### TASK PROMPT
Without the images, write out all of the following entries exactly.

### Dataset entries on figures
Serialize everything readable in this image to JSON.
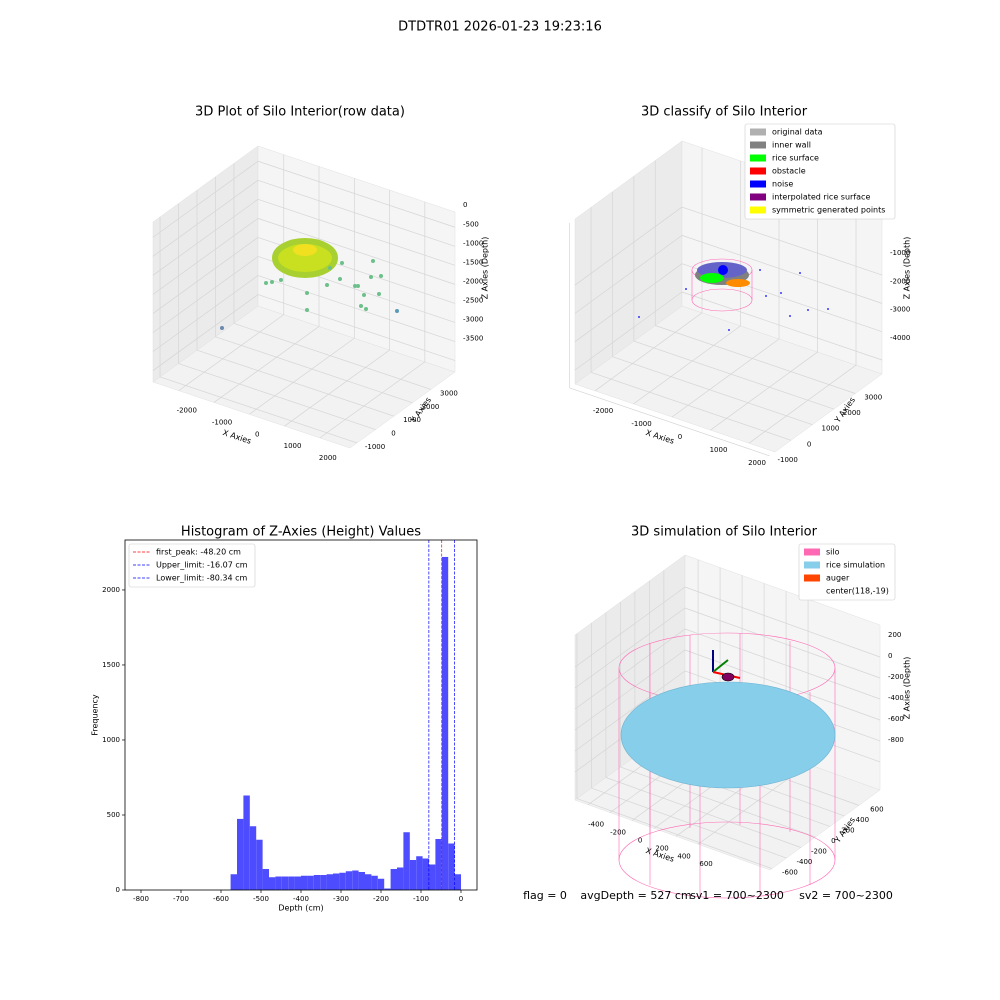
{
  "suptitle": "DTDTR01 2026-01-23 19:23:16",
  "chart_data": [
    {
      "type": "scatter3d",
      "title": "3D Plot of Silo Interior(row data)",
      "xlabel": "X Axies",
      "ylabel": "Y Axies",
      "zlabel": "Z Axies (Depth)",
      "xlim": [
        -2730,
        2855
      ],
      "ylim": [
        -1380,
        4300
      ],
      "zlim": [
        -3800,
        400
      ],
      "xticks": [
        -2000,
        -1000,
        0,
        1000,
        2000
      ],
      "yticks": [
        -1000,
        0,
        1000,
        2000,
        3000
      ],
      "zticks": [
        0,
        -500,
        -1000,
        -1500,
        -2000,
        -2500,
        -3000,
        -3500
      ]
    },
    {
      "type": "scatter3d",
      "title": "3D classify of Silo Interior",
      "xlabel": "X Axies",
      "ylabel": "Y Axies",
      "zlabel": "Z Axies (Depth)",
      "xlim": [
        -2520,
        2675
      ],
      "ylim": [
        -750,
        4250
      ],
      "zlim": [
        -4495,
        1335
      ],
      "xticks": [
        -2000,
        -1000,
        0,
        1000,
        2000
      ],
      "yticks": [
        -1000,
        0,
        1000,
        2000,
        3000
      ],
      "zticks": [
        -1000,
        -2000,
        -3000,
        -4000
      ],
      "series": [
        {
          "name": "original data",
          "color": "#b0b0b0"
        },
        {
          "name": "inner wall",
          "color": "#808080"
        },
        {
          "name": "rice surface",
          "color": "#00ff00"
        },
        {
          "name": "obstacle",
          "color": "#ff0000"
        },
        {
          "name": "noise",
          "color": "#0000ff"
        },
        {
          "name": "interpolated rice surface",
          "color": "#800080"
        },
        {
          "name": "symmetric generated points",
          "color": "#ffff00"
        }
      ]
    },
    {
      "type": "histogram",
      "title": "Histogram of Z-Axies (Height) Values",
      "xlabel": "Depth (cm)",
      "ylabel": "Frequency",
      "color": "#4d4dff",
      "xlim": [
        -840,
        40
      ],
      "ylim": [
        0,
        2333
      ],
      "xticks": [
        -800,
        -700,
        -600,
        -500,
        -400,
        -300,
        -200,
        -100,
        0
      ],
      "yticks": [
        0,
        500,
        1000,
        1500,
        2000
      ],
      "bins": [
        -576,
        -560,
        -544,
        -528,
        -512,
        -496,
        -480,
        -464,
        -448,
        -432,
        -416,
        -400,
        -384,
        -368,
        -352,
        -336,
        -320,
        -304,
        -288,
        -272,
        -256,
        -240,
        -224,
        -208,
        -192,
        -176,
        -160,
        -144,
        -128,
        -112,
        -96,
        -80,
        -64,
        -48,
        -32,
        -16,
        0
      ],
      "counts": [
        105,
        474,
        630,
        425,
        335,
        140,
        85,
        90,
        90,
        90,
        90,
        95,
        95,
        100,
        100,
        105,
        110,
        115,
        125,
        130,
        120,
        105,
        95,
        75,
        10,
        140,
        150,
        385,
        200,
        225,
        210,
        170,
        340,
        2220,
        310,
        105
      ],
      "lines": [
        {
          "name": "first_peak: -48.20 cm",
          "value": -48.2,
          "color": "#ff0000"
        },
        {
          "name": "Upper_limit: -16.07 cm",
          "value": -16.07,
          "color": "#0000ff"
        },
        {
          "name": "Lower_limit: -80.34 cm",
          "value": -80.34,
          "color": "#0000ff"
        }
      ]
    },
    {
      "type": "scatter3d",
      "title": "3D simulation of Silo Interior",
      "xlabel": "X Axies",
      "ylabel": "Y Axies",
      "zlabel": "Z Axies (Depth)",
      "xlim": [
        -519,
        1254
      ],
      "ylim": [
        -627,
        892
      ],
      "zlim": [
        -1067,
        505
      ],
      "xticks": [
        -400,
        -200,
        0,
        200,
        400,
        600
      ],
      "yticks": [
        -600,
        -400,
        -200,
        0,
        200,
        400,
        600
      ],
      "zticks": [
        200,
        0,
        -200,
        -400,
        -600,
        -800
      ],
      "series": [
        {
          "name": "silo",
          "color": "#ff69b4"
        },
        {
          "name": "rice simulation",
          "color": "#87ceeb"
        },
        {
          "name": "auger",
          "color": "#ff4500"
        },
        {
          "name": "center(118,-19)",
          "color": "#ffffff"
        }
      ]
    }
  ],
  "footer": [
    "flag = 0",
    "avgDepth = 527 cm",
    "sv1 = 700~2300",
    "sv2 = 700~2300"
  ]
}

### CORRECT ANSWER
Serialize everything readable in this image to JSON.
{
  "suptitle": "DTDTR01 2026-01-23 19:23:16",
  "chart_data": [
    {
      "type": "scatter3d",
      "title": "3D Plot of Silo Interior(row data)",
      "xlabel": "X Axies",
      "ylabel": "Y Axies",
      "zlabel": "Z Axies (Depth)",
      "xlim": [
        -2730,
        2855
      ],
      "ylim": [
        -1380,
        4300
      ],
      "zlim": [
        -3800,
        400
      ],
      "xticks": [
        -2000,
        -1000,
        0,
        1000,
        2000
      ],
      "yticks": [
        -1000,
        0,
        1000,
        2000,
        3000
      ],
      "zticks": [
        0,
        -500,
        -1000,
        -1500,
        -2000,
        -2500,
        -3000,
        -3500
      ]
    },
    {
      "type": "scatter3d",
      "title": "3D classify of Silo Interior",
      "xlabel": "X Axies",
      "ylabel": "Y Axies",
      "zlabel": "Z Axies (Depth)",
      "xlim": [
        -2520,
        2675
      ],
      "ylim": [
        -750,
        4250
      ],
      "zlim": [
        -4495,
        1335
      ],
      "xticks": [
        -2000,
        -1000,
        0,
        1000,
        2000
      ],
      "yticks": [
        -1000,
        0,
        1000,
        2000,
        3000
      ],
      "zticks": [
        -1000,
        -2000,
        -3000,
        -4000
      ],
      "series": [
        {
          "name": "original data",
          "color": "#b0b0b0"
        },
        {
          "name": "inner wall",
          "color": "#808080"
        },
        {
          "name": "rice surface",
          "color": "#00ff00"
        },
        {
          "name": "obstacle",
          "color": "#ff0000"
        },
        {
          "name": "noise",
          "color": "#0000ff"
        },
        {
          "name": "interpolated rice surface",
          "color": "#800080"
        },
        {
          "name": "symmetric generated points",
          "color": "#ffff00"
        }
      ]
    },
    {
      "type": "histogram",
      "title": "Histogram of Z-Axies (Height) Values",
      "xlabel": "Depth (cm)",
      "ylabel": "Frequency",
      "color": "#4d4dff",
      "xlim": [
        -840,
        40
      ],
      "ylim": [
        0,
        2333
      ],
      "xticks": [
        -800,
        -700,
        -600,
        -500,
        -400,
        -300,
        -200,
        -100,
        0
      ],
      "yticks": [
        0,
        500,
        1000,
        1500,
        2000
      ],
      "bins": [
        -576,
        -560,
        -544,
        -528,
        -512,
        -496,
        -480,
        -464,
        -448,
        -432,
        -416,
        -400,
        -384,
        -368,
        -352,
        -336,
        -320,
        -304,
        -288,
        -272,
        -256,
        -240,
        -224,
        -208,
        -192,
        -176,
        -160,
        -144,
        -128,
        -112,
        -96,
        -80,
        -64,
        -48,
        -32,
        -16,
        0
      ],
      "counts": [
        105,
        474,
        630,
        425,
        335,
        140,
        85,
        90,
        90,
        90,
        90,
        95,
        95,
        100,
        100,
        105,
        110,
        115,
        125,
        130,
        120,
        105,
        95,
        75,
        10,
        140,
        150,
        385,
        200,
        225,
        210,
        170,
        340,
        2220,
        310,
        105
      ],
      "lines": [
        {
          "name": "first_peak: -48.20 cm",
          "value": -48.2,
          "color": "#ff0000"
        },
        {
          "name": "Upper_limit: -16.07 cm",
          "value": -16.07,
          "color": "#0000ff"
        },
        {
          "name": "Lower_limit: -80.34 cm",
          "value": -80.34,
          "color": "#0000ff"
        }
      ]
    },
    {
      "type": "scatter3d",
      "title": "3D simulation of Silo Interior",
      "xlabel": "X Axies",
      "ylabel": "Y Axies",
      "zlabel": "Z Axies (Depth)",
      "xlim": [
        -519,
        1254
      ],
      "ylim": [
        -627,
        892
      ],
      "zlim": [
        -1067,
        505
      ],
      "xticks": [
        -400,
        -200,
        0,
        200,
        400,
        600
      ],
      "yticks": [
        -600,
        -400,
        -200,
        0,
        200,
        400,
        600
      ],
      "zticks": [
        200,
        0,
        -200,
        -400,
        -600,
        -800
      ],
      "series": [
        {
          "name": "silo",
          "color": "#ff69b4"
        },
        {
          "name": "rice simulation",
          "color": "#87ceeb"
        },
        {
          "name": "auger",
          "color": "#ff4500"
        },
        {
          "name": "center(118,-19)",
          "color": "#ffffff"
        }
      ]
    }
  ],
  "footer": [
    "flag = 0",
    "avgDepth = 527 cm",
    "sv1 = 700~2300",
    "sv2 = 700~2300"
  ]
}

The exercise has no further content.